* Request
Copy out each line below that has the word "düğmesine" in it.

########

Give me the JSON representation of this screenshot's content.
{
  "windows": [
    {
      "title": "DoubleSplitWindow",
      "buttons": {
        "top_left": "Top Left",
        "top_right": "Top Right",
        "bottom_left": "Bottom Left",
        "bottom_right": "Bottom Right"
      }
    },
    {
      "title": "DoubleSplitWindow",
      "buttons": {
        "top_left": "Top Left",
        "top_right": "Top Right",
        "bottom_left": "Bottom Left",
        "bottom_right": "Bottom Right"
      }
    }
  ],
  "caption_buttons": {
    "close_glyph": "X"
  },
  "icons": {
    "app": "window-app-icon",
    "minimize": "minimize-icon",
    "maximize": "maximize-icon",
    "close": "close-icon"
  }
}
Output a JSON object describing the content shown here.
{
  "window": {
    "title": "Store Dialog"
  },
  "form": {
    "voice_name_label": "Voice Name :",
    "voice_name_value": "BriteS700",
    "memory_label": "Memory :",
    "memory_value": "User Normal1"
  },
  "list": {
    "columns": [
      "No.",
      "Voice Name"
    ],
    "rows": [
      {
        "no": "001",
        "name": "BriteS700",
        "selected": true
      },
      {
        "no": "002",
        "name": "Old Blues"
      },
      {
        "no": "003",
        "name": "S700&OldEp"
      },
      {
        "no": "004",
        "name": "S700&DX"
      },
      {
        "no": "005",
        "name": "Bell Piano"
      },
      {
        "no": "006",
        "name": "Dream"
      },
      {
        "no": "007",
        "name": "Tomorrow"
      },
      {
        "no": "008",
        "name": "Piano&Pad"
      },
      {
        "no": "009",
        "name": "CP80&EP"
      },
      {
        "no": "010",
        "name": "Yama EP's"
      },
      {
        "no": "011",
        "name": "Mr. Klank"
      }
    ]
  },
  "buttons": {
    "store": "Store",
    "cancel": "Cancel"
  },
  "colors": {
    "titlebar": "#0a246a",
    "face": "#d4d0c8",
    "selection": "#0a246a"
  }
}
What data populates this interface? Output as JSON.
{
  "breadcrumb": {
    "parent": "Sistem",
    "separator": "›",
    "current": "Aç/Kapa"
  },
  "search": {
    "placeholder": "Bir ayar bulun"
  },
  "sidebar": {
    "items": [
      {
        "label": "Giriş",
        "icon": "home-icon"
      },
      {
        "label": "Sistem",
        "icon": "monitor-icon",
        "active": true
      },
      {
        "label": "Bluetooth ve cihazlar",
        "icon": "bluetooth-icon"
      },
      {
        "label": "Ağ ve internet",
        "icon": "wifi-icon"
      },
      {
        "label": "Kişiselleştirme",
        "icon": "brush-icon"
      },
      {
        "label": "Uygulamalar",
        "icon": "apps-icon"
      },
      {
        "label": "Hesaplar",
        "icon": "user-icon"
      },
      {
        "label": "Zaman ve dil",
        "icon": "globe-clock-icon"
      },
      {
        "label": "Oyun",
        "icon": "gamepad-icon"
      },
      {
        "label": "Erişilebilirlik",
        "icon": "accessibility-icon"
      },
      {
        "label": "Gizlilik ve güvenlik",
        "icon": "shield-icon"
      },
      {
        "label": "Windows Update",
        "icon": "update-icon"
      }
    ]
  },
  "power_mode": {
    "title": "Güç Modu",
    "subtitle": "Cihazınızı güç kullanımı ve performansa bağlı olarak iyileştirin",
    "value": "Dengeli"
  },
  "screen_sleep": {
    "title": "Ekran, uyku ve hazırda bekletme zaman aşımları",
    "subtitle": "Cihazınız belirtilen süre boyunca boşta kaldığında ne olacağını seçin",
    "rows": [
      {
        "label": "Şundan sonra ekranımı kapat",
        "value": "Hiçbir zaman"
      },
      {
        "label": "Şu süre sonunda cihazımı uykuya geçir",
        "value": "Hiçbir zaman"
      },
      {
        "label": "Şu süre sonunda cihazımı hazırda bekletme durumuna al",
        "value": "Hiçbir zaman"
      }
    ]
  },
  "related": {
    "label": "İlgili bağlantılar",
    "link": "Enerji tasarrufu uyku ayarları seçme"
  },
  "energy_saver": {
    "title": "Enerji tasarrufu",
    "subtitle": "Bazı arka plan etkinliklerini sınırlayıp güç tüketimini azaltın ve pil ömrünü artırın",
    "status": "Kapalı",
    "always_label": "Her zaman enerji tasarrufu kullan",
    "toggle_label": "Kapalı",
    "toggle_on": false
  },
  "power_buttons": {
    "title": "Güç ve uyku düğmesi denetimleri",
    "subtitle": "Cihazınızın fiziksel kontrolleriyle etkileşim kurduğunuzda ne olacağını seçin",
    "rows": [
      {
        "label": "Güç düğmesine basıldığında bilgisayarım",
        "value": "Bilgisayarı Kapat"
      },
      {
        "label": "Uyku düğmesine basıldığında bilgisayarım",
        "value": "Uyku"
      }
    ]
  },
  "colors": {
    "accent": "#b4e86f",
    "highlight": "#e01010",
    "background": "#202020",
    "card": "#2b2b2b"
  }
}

########

* Full output
        "label": "Güç düğmesine basıldığında bilgisayarım",
        "label": "Uyku düğmesine basıldığında bilgisayarım",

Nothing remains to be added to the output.